> **Work to be completed**: Gather each line containing the string "color" from these entries.

> **Material for the task**:
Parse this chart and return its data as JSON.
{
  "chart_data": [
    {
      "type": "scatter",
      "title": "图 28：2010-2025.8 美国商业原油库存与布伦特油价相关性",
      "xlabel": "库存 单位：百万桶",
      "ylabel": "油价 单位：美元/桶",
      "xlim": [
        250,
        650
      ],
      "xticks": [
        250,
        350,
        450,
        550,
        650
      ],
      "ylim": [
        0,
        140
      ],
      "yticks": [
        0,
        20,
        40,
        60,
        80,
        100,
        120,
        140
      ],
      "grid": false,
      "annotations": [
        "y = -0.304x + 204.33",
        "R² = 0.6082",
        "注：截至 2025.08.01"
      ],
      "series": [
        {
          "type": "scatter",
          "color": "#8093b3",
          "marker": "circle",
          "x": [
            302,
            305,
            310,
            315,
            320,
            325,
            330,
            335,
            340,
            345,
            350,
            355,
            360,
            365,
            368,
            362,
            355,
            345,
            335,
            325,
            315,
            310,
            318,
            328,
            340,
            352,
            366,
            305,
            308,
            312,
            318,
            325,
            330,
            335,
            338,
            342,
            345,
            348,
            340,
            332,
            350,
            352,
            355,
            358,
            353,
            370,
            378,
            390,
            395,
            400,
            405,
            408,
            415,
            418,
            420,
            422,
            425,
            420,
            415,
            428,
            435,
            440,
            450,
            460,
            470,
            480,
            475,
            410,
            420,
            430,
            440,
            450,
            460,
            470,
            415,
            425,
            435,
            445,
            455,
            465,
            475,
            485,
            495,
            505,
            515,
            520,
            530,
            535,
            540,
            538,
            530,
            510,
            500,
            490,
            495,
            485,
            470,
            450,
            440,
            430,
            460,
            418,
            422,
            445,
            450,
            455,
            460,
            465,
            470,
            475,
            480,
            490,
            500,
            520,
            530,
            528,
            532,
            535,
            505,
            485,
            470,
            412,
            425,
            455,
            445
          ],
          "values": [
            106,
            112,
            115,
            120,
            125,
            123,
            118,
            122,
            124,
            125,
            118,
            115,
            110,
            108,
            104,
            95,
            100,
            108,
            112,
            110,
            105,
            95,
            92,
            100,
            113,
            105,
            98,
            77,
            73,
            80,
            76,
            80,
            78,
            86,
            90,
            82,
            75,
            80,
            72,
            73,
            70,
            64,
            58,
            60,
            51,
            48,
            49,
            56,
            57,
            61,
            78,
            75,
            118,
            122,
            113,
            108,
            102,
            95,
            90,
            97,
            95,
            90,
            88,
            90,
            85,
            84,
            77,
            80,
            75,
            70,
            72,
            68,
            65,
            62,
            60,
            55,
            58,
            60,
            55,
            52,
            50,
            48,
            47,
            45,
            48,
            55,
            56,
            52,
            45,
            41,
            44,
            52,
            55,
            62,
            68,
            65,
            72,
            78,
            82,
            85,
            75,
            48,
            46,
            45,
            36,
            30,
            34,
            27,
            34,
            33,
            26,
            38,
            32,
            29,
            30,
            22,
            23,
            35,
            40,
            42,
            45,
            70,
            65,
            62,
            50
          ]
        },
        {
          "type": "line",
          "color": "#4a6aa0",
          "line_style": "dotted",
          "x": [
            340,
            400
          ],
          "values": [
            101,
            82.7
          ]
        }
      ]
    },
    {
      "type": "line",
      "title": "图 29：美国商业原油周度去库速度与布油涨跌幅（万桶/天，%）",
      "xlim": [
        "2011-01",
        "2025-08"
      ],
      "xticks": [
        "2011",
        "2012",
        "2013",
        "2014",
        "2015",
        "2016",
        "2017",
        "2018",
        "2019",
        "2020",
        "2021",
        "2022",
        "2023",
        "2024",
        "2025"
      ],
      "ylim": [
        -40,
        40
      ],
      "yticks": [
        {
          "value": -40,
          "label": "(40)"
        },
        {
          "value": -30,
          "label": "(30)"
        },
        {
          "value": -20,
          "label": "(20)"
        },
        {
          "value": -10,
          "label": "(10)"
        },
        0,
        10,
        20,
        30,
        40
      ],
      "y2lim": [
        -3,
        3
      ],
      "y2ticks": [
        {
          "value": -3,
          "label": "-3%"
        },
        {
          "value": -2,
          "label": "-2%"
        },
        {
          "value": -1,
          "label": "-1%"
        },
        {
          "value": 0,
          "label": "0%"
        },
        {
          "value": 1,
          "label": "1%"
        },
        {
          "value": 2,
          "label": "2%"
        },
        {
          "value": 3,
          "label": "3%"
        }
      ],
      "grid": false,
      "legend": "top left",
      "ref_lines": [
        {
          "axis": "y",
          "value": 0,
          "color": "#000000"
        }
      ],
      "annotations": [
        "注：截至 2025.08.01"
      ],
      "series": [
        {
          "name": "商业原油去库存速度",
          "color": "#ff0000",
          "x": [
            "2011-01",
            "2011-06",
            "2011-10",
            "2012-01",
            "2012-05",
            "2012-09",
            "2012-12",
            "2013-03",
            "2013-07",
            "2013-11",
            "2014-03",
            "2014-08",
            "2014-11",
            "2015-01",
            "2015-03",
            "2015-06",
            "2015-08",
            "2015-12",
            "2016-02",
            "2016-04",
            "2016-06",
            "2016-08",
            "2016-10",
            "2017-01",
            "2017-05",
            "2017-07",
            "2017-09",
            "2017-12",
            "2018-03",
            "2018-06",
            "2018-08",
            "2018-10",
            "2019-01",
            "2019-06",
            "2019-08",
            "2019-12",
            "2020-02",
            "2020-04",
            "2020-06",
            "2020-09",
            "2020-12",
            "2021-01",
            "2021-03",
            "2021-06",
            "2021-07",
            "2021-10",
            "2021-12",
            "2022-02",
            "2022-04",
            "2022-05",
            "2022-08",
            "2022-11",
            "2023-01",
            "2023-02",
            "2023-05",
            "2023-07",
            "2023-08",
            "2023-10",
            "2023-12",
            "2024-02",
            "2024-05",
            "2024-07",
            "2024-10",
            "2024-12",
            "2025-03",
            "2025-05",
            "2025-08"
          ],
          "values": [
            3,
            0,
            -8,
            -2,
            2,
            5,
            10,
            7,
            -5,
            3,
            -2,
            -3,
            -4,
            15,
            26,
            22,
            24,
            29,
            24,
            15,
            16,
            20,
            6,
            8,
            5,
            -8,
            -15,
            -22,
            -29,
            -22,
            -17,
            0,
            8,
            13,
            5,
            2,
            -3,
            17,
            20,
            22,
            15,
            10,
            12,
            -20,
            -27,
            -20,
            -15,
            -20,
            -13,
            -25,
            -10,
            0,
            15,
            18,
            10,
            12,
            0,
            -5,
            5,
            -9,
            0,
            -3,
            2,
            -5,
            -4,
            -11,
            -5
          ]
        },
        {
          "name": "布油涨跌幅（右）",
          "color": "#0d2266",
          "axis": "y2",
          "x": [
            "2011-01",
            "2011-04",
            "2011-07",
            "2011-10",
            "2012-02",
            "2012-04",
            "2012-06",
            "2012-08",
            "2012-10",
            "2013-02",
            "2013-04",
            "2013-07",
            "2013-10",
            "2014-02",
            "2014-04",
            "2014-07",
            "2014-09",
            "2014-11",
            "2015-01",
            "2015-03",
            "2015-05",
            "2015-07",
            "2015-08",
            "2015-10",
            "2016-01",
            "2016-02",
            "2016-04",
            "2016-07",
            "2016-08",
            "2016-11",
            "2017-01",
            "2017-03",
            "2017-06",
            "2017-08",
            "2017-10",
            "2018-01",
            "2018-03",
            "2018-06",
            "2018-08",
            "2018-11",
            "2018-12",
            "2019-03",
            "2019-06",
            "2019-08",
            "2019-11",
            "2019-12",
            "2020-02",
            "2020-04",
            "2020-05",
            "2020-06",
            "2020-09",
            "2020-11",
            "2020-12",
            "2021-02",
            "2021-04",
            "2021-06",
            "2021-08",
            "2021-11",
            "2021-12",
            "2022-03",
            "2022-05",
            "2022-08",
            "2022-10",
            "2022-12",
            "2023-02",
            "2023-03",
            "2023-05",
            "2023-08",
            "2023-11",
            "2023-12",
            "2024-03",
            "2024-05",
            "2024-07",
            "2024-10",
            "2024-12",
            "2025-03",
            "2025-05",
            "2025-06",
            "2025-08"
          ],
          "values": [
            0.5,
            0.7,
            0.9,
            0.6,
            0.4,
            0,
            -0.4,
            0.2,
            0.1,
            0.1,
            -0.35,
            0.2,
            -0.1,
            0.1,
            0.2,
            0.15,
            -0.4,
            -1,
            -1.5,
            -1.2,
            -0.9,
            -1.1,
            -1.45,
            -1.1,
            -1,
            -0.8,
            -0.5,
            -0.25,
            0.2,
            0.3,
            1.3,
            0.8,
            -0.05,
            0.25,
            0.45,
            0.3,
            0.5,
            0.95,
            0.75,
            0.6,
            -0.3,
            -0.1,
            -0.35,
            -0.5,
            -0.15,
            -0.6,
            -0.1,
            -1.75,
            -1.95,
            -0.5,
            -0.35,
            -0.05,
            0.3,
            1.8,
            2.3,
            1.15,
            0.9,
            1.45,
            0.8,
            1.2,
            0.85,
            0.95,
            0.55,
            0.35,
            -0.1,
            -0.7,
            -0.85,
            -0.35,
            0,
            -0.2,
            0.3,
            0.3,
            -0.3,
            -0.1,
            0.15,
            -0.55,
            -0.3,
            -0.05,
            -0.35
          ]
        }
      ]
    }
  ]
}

> **Reply to the task**:
          "color": "#8093b3",
          "color": "#4a6aa0",
          "color": "#000000"
          "color": "#ff0000",
          "color": "#0d2266",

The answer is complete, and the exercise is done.